→ **Document**
* * * * * * *

Roman Polanski's latest film is bound to be interpreted in the context of the director's life, which I have commented on before: I will leave others to speculate about whether it is connected however. Partly this is because the film was completed before Mr Polanski was thrown in a Swiss jail, partly because this is an interesting piece of work in its own light without any of the outside scandal. The Ghost Writer is about a character, played by Ewan McGregor, who is invited to ghost write the memoirs of a British Prime Minister, Adam Lang. Lang is loosely modelled on Tony Blair (there are references to Halliburton, Condi Rice, Cheri Blair, Robin Cook and others scattered through it) and has the same loose charisma, easy charm and non-political background. Like Blair at Oxford, Lang at Cambridge was by his own account more interested in girls than politics and for Blair's pop music, we are tempted to read Lang's theatre. The ghost writer is brought in because his predecessor- loosely modelled on Alistair Campbell- has died under suspicious circumstances. His job is to finish the memoirs, but he soon turns to investigating why the other man died.
All this takes place against another kind of background. From the first moment we meet Lang, almost, we are aware that he is under investigation at the ICC. This adds an atmosphere of confinement to the movie- it also brings the ghost writer to the Lang's complex in America. He has to come in so as to escape the press and unwittingly becomes an actor in the internal domestic dramas of Lang's home. Ruth becomes close to the ghost writer and accuses Mrs Bly of being Lang's mistress. Her intelligence is one of the features of the film. Lang himself is around but not there, the household is left to his wife, the ghost and the security men for much of the crucial middle section of the film whilst he travels to Washington to receive support from the American Congress and Administration. Whilst he is gone, the relationships inside the house become more and more intense. Polanski, an old master if nothing else, is able to make the atmosphere seem both wild and confined. McGregor seems to suspect that he is in real danger at many points- cars follow him to a marvellously sinister meeting with a Harvard Professor (played by Tom Wilkinson) and mysterious meetings are arranged in American diners.

* * * * * * *

→ **Stored records**
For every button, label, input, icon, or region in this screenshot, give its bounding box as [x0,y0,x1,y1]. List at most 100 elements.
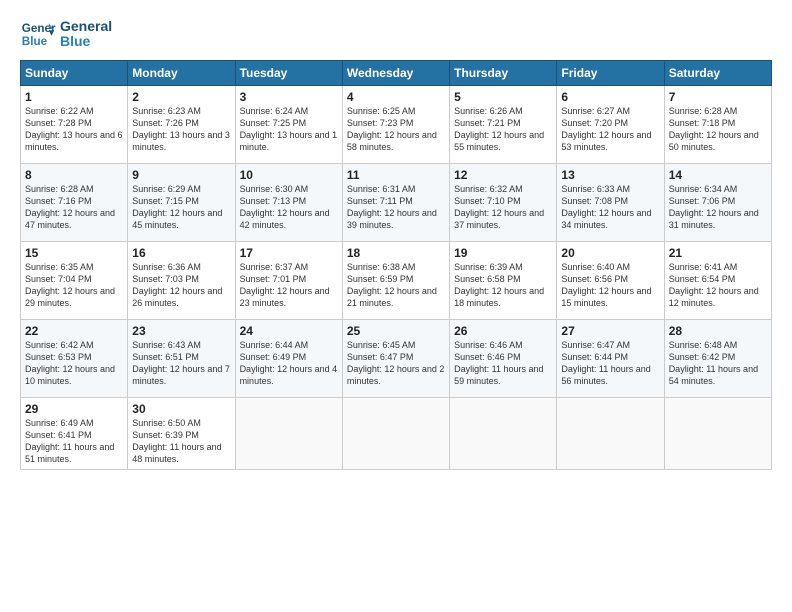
day-number: 3 [240,90,338,104]
day-number: 28 [669,324,767,338]
day-number: 10 [240,168,338,182]
day-number: 30 [132,402,230,416]
calendar-week-4: 22 Sunrise: 6:42 AM Sunset: 6:53 PM Dayl… [21,320,772,398]
day-info: Sunrise: 6:37 AM Sunset: 7:01 PM Dayligh… [240,261,338,310]
svg-text:Blue: Blue [22,35,48,48]
calendar-cell: 21 Sunrise: 6:41 AM Sunset: 6:54 PM Dayl… [664,242,771,320]
logo: General Blue General Blue [20,16,112,52]
calendar-cell: 22 Sunrise: 6:42 AM Sunset: 6:53 PM Dayl… [21,320,128,398]
header-sunday: Sunday [21,61,128,86]
header-saturday: Saturday [664,61,771,86]
day-info: Sunrise: 6:38 AM Sunset: 6:59 PM Dayligh… [347,261,445,310]
day-info: Sunrise: 6:26 AM Sunset: 7:21 PM Dayligh… [454,105,552,154]
day-info: Sunrise: 6:27 AM Sunset: 7:20 PM Dayligh… [561,105,659,154]
day-number: 22 [25,324,123,338]
day-info: Sunrise: 6:46 AM Sunset: 6:46 PM Dayligh… [454,339,552,388]
day-info: Sunrise: 6:29 AM Sunset: 7:15 PM Dayligh… [132,183,230,232]
day-info: Sunrise: 6:28 AM Sunset: 7:16 PM Dayligh… [25,183,123,232]
day-number: 29 [25,402,123,416]
calendar-cell: 3 Sunrise: 6:24 AM Sunset: 7:25 PM Dayli… [235,86,342,164]
calendar-cell: 25 Sunrise: 6:45 AM Sunset: 6:47 PM Dayl… [342,320,449,398]
day-number: 26 [454,324,552,338]
day-info: Sunrise: 6:44 AM Sunset: 6:49 PM Dayligh… [240,339,338,388]
day-info: Sunrise: 6:45 AM Sunset: 6:47 PM Dayligh… [347,339,445,388]
day-number: 21 [669,246,767,260]
day-info: Sunrise: 6:28 AM Sunset: 7:18 PM Dayligh… [669,105,767,154]
day-number: 8 [25,168,123,182]
calendar-table: SundayMondayTuesdayWednesdayThursdayFrid… [20,60,772,470]
day-number: 16 [132,246,230,260]
day-info: Sunrise: 6:22 AM Sunset: 7:28 PM Dayligh… [25,105,123,154]
day-number: 23 [132,324,230,338]
calendar-cell: 17 Sunrise: 6:37 AM Sunset: 7:01 PM Dayl… [235,242,342,320]
calendar-cell: 27 Sunrise: 6:47 AM Sunset: 6:44 PM Dayl… [557,320,664,398]
day-number: 13 [561,168,659,182]
day-number: 19 [454,246,552,260]
calendar-cell: 24 Sunrise: 6:44 AM Sunset: 6:49 PM Dayl… [235,320,342,398]
header-wednesday: Wednesday [342,61,449,86]
day-number: 9 [132,168,230,182]
calendar-week-1: 1 Sunrise: 6:22 AM Sunset: 7:28 PM Dayli… [21,86,772,164]
day-info: Sunrise: 6:36 AM Sunset: 7:03 PM Dayligh… [132,261,230,310]
day-info: Sunrise: 6:23 AM Sunset: 7:26 PM Dayligh… [132,105,230,154]
calendar-cell: 9 Sunrise: 6:29 AM Sunset: 7:15 PM Dayli… [128,164,235,242]
day-info: Sunrise: 6:30 AM Sunset: 7:13 PM Dayligh… [240,183,338,232]
day-number: 12 [454,168,552,182]
calendar-cell [235,398,342,470]
calendar-cell: 26 Sunrise: 6:46 AM Sunset: 6:46 PM Dayl… [450,320,557,398]
calendar-cell: 5 Sunrise: 6:26 AM Sunset: 7:21 PM Dayli… [450,86,557,164]
header-monday: Monday [128,61,235,86]
calendar-cell: 2 Sunrise: 6:23 AM Sunset: 7:26 PM Dayli… [128,86,235,164]
calendar-week-3: 15 Sunrise: 6:35 AM Sunset: 7:04 PM Dayl… [21,242,772,320]
calendar-cell: 10 Sunrise: 6:30 AM Sunset: 7:13 PM Dayl… [235,164,342,242]
calendar-cell: 29 Sunrise: 6:49 AM Sunset: 6:41 PM Dayl… [21,398,128,470]
header-friday: Friday [557,61,664,86]
day-number: 25 [347,324,445,338]
calendar-cell: 13 Sunrise: 6:33 AM Sunset: 7:08 PM Dayl… [557,164,664,242]
day-number: 15 [25,246,123,260]
day-number: 18 [347,246,445,260]
day-info: Sunrise: 6:41 AM Sunset: 6:54 PM Dayligh… [669,261,767,310]
calendar-week-5: 29 Sunrise: 6:49 AM Sunset: 6:41 PM Dayl… [21,398,772,470]
calendar-cell [557,398,664,470]
day-number: 6 [561,90,659,104]
calendar-cell [342,398,449,470]
day-number: 20 [561,246,659,260]
day-info: Sunrise: 6:32 AM Sunset: 7:10 PM Dayligh… [454,183,552,232]
day-info: Sunrise: 6:40 AM Sunset: 6:56 PM Dayligh… [561,261,659,310]
calendar-cell: 1 Sunrise: 6:22 AM Sunset: 7:28 PM Dayli… [21,86,128,164]
calendar-cell: 20 Sunrise: 6:40 AM Sunset: 6:56 PM Dayl… [557,242,664,320]
calendar-cell: 4 Sunrise: 6:25 AM Sunset: 7:23 PM Dayli… [342,86,449,164]
calendar-week-2: 8 Sunrise: 6:28 AM Sunset: 7:16 PM Dayli… [21,164,772,242]
header-thursday: Thursday [450,61,557,86]
calendar-cell: 11 Sunrise: 6:31 AM Sunset: 7:11 PM Dayl… [342,164,449,242]
day-info: Sunrise: 6:43 AM Sunset: 6:51 PM Dayligh… [132,339,230,388]
day-number: 4 [347,90,445,104]
calendar-cell: 6 Sunrise: 6:27 AM Sunset: 7:20 PM Dayli… [557,86,664,164]
logo-general: General [60,19,112,34]
day-info: Sunrise: 6:47 AM Sunset: 6:44 PM Dayligh… [561,339,659,388]
day-number: 27 [561,324,659,338]
day-info: Sunrise: 6:31 AM Sunset: 7:11 PM Dayligh… [347,183,445,232]
day-info: Sunrise: 6:24 AM Sunset: 7:25 PM Dayligh… [240,105,338,154]
day-info: Sunrise: 6:33 AM Sunset: 7:08 PM Dayligh… [561,183,659,232]
day-info: Sunrise: 6:34 AM Sunset: 7:06 PM Dayligh… [669,183,767,232]
calendar-cell: 18 Sunrise: 6:38 AM Sunset: 6:59 PM Dayl… [342,242,449,320]
calendar-cell [664,398,771,470]
day-number: 5 [454,90,552,104]
calendar-header-row: SundayMondayTuesdayWednesdayThursdayFrid… [21,61,772,86]
calendar-cell: 12 Sunrise: 6:32 AM Sunset: 7:10 PM Dayl… [450,164,557,242]
logo-icon: General Blue [20,16,56,52]
day-info: Sunrise: 6:48 AM Sunset: 6:42 PM Dayligh… [669,339,767,388]
calendar-cell: 19 Sunrise: 6:39 AM Sunset: 6:58 PM Dayl… [450,242,557,320]
day-info: Sunrise: 6:25 AM Sunset: 7:23 PM Dayligh… [347,105,445,154]
calendar-cell: 16 Sunrise: 6:36 AM Sunset: 7:03 PM Dayl… [128,242,235,320]
calendar-cell: 15 Sunrise: 6:35 AM Sunset: 7:04 PM Dayl… [21,242,128,320]
day-info: Sunrise: 6:39 AM Sunset: 6:58 PM Dayligh… [454,261,552,310]
calendar-cell: 23 Sunrise: 6:43 AM Sunset: 6:51 PM Dayl… [128,320,235,398]
logo-blue: Blue [60,34,112,49]
day-info: Sunrise: 6:49 AM Sunset: 6:41 PM Dayligh… [25,417,123,466]
page-header: General Blue General Blue [20,16,772,52]
day-number: 17 [240,246,338,260]
day-number: 1 [25,90,123,104]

* * * * * * *

→ **Directions**
[1] List the references the film review names as being scattered through the movie to tie Lang to Tony Blair.
[2] In the film review, where does Lang travel during the middle section of the film, and for what purpose?

→ **Responses to the tasks**
[1] Halliburton, Condi Rice, Cheri Blair, Robin Cook

[2] He travels to Washington to receive support from the American Congress and Administration.